-- What is required --
Collect every line below that contains the word "Science".

-- Input --
══════

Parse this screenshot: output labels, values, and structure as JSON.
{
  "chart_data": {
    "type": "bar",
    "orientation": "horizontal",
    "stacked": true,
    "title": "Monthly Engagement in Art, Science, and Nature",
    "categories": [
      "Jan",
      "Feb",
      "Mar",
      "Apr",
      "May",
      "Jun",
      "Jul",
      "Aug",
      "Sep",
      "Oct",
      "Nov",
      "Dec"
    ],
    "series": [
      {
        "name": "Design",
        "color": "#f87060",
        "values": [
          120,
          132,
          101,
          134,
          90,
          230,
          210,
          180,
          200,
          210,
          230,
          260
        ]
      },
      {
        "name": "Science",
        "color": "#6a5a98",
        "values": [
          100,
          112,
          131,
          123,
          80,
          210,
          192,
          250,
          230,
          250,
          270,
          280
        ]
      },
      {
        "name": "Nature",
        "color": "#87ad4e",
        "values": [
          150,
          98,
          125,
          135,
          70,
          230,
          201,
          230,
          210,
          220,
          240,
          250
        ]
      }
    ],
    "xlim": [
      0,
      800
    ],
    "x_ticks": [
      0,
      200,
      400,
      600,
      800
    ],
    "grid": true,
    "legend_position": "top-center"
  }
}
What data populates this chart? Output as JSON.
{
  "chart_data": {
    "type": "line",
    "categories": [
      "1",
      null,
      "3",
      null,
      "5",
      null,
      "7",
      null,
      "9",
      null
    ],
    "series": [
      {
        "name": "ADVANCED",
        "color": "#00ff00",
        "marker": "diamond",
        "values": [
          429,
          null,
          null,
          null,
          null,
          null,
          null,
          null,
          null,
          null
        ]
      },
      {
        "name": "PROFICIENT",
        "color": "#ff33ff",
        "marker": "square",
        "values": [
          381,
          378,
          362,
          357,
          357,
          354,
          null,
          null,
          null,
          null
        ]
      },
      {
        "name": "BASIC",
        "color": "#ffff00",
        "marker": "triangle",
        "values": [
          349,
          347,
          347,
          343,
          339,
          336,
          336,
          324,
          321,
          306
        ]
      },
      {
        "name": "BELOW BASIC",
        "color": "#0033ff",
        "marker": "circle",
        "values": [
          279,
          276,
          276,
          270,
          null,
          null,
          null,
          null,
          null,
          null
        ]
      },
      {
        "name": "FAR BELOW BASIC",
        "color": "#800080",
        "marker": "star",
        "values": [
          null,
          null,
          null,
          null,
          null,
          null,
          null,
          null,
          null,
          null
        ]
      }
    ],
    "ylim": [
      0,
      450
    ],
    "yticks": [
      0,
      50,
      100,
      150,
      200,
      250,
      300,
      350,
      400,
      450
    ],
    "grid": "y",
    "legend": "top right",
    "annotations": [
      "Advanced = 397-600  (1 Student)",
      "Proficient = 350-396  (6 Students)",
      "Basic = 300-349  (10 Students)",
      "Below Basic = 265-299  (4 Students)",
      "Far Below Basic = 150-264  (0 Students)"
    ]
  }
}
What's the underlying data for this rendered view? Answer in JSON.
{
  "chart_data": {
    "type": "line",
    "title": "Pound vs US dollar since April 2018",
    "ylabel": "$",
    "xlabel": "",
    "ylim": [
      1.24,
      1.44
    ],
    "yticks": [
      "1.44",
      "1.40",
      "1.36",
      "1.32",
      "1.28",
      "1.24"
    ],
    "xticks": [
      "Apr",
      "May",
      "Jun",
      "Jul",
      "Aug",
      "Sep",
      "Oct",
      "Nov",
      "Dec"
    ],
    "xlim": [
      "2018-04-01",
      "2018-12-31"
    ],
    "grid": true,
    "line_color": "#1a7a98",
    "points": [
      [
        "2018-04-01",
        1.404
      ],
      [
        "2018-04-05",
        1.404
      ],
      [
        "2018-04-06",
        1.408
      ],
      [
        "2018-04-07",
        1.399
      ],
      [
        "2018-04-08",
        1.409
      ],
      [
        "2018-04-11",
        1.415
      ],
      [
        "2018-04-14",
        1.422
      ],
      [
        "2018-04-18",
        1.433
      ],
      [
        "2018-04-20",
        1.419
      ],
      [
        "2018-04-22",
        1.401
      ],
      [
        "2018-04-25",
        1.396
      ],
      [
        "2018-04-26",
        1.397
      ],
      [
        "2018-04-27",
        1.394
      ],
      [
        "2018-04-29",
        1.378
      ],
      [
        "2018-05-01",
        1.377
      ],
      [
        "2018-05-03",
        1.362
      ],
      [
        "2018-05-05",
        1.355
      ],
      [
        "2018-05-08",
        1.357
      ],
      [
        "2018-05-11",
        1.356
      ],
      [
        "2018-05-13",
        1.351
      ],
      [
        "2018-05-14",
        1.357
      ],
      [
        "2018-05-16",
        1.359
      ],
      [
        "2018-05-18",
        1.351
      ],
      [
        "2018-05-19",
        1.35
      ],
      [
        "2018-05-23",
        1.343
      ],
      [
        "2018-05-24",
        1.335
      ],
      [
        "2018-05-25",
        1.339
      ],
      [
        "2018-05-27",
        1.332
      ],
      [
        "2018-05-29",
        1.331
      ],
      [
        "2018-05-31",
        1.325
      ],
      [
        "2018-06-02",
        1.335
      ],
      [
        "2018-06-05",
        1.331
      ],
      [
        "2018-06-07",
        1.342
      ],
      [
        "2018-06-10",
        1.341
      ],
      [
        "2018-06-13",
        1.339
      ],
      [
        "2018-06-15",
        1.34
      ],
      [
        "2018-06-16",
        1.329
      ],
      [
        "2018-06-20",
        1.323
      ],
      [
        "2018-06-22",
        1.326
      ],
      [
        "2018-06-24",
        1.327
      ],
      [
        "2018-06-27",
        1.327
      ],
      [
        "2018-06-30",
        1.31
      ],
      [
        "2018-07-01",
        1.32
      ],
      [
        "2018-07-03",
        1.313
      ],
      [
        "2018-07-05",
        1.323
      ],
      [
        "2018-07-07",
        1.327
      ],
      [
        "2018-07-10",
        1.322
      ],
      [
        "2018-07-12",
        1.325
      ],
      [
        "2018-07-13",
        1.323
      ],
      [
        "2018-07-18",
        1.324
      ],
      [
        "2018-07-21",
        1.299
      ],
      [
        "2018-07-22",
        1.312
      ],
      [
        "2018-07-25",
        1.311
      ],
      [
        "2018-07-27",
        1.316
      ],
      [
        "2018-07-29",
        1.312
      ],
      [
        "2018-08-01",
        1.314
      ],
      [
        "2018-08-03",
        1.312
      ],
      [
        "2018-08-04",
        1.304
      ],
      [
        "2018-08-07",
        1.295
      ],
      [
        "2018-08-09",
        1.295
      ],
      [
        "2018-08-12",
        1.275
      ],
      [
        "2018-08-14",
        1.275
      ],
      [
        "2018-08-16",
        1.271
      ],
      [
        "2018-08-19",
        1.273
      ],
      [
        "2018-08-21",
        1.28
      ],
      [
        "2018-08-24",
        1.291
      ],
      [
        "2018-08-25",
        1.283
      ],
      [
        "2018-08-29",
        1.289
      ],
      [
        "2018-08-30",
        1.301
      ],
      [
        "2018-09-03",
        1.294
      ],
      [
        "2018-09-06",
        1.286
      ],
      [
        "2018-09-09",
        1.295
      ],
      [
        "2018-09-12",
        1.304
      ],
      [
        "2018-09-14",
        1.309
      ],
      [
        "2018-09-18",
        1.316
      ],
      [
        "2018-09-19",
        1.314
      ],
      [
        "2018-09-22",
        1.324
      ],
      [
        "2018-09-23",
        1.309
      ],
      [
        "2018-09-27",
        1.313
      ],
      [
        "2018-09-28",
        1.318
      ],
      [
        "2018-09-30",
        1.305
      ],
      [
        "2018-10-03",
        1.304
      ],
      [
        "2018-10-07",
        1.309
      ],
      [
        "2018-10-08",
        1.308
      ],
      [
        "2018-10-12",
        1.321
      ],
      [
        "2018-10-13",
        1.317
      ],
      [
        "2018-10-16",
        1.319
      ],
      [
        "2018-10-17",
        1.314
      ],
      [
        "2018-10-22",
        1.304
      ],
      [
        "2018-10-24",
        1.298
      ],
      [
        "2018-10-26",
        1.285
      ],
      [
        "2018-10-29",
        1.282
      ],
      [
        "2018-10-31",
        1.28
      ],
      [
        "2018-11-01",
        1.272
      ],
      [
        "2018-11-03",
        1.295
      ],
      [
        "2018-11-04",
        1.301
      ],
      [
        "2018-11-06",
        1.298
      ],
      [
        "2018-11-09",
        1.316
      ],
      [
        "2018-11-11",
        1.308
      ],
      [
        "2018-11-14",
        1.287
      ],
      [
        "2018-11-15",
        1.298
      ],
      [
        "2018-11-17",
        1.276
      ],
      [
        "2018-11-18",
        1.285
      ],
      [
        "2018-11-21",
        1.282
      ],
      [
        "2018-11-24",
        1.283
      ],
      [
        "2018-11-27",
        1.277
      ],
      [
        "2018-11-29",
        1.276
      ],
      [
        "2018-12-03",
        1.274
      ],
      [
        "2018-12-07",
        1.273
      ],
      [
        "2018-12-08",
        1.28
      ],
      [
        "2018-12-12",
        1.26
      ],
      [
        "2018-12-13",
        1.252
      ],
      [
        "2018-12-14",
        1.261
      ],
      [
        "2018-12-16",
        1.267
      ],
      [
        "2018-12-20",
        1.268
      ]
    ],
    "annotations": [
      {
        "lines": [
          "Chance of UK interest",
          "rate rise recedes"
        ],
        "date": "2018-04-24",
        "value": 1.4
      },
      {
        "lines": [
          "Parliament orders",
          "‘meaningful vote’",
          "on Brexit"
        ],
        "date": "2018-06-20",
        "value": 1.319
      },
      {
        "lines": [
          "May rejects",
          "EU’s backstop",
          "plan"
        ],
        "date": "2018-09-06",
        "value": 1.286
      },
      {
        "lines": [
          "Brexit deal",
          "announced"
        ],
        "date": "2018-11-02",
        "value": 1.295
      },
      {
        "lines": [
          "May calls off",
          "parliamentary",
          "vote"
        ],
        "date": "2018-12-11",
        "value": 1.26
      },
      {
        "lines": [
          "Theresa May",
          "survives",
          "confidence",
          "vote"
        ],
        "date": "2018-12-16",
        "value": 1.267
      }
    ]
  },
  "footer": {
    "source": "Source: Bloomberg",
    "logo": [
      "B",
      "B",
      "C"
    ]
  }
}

══════

-- Response --
    "title": "Monthly Engagement in Art, Science, and Nature",
        "name": "Science",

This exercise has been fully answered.